• Work required
State only how many lines below include the string "후스레이디".

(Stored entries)
· · · ·

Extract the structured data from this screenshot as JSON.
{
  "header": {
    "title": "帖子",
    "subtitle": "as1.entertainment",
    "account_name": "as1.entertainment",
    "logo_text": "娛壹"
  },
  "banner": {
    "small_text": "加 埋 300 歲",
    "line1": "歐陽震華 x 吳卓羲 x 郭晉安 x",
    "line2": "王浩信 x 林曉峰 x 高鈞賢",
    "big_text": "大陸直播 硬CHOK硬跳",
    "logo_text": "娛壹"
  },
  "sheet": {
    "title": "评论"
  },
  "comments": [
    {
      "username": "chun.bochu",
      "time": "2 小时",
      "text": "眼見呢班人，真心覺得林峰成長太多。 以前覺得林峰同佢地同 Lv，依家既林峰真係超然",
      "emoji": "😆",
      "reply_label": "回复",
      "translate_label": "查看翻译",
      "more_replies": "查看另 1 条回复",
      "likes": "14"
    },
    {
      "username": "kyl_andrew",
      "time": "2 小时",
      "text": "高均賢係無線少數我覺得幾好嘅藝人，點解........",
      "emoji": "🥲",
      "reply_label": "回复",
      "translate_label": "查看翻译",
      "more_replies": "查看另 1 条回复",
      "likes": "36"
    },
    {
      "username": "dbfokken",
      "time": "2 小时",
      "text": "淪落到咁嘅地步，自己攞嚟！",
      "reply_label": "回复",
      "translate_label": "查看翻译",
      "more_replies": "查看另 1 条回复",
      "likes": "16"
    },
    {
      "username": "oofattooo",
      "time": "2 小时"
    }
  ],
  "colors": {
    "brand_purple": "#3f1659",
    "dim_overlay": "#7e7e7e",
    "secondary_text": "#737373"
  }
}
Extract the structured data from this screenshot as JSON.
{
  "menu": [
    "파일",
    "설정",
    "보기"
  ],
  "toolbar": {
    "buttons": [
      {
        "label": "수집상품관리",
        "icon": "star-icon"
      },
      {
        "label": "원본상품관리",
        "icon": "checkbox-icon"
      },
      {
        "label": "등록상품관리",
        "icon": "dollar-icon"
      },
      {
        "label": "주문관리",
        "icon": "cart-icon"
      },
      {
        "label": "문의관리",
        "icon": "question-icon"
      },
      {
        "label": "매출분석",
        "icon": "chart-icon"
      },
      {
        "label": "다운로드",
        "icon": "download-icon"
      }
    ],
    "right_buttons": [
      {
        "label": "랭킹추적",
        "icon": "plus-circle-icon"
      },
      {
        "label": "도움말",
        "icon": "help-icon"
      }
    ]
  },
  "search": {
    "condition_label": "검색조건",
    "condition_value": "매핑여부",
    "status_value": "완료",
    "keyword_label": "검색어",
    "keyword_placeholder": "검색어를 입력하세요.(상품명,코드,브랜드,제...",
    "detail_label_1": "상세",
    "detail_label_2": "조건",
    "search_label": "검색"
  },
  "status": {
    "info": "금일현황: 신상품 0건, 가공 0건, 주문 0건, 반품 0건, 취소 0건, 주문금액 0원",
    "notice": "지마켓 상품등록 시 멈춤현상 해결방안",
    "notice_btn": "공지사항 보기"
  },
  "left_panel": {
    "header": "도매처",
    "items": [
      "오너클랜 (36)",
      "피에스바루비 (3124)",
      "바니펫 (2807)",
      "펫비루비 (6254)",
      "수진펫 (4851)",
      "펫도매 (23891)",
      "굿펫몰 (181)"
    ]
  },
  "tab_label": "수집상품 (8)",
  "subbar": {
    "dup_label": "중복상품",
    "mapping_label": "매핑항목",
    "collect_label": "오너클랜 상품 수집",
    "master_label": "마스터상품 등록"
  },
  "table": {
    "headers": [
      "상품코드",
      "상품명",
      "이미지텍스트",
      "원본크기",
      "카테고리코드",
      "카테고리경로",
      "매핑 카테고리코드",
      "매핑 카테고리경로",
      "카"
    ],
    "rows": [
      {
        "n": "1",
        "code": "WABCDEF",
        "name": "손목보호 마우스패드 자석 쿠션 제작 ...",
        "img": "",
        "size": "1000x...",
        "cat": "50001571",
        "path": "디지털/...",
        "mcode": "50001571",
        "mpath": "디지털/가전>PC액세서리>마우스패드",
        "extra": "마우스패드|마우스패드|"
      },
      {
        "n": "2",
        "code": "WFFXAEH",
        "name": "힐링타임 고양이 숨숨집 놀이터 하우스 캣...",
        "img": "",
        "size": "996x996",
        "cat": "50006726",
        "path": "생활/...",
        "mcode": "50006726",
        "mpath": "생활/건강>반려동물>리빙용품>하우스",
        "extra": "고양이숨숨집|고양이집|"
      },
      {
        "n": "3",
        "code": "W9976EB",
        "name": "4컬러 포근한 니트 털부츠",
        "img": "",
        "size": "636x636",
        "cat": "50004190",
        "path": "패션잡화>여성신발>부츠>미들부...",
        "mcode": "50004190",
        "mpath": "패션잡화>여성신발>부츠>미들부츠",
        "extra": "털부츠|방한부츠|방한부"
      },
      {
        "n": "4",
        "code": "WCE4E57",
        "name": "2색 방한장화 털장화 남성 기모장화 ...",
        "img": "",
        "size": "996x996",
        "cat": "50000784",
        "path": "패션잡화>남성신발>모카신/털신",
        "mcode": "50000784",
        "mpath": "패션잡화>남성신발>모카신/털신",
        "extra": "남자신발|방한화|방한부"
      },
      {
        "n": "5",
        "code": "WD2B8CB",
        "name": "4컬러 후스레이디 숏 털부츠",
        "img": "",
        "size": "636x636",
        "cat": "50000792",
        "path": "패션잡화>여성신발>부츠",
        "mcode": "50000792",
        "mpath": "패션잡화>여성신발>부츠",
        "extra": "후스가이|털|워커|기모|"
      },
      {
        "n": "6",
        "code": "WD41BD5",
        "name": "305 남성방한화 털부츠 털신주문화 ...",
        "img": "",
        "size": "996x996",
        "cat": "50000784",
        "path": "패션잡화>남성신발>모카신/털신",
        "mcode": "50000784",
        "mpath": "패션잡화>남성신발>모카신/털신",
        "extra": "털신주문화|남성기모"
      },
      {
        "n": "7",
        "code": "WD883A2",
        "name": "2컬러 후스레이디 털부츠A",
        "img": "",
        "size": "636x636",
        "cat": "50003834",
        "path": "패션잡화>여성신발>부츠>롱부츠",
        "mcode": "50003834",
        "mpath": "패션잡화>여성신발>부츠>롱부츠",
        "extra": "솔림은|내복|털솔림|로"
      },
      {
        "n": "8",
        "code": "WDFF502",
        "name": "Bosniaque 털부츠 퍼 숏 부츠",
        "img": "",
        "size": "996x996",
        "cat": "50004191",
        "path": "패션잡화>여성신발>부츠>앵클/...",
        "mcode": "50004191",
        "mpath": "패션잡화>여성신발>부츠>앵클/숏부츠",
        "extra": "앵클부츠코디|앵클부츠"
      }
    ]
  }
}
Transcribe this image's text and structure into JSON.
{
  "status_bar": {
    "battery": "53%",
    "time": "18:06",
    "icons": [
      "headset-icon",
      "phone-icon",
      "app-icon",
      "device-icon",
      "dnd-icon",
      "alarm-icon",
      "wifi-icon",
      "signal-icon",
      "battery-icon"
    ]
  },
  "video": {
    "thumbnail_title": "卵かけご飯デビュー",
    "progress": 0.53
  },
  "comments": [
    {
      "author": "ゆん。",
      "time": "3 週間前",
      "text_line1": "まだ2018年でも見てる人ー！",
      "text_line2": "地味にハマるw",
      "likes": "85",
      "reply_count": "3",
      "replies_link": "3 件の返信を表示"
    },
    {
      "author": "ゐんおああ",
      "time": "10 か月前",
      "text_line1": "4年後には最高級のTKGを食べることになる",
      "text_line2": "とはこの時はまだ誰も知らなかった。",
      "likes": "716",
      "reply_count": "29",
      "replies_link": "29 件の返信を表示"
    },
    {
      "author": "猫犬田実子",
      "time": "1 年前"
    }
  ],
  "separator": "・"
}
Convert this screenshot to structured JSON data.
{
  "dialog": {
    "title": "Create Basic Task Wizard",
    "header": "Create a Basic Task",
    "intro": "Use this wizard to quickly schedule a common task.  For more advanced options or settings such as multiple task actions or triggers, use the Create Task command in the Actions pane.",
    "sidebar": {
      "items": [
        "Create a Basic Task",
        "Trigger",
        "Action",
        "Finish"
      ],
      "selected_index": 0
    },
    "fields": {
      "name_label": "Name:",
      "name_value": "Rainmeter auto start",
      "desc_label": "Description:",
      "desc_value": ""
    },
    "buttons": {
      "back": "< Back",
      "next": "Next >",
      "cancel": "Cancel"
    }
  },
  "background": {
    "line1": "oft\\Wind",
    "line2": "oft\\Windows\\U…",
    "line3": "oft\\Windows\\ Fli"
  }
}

· · · ·

• Completed task
2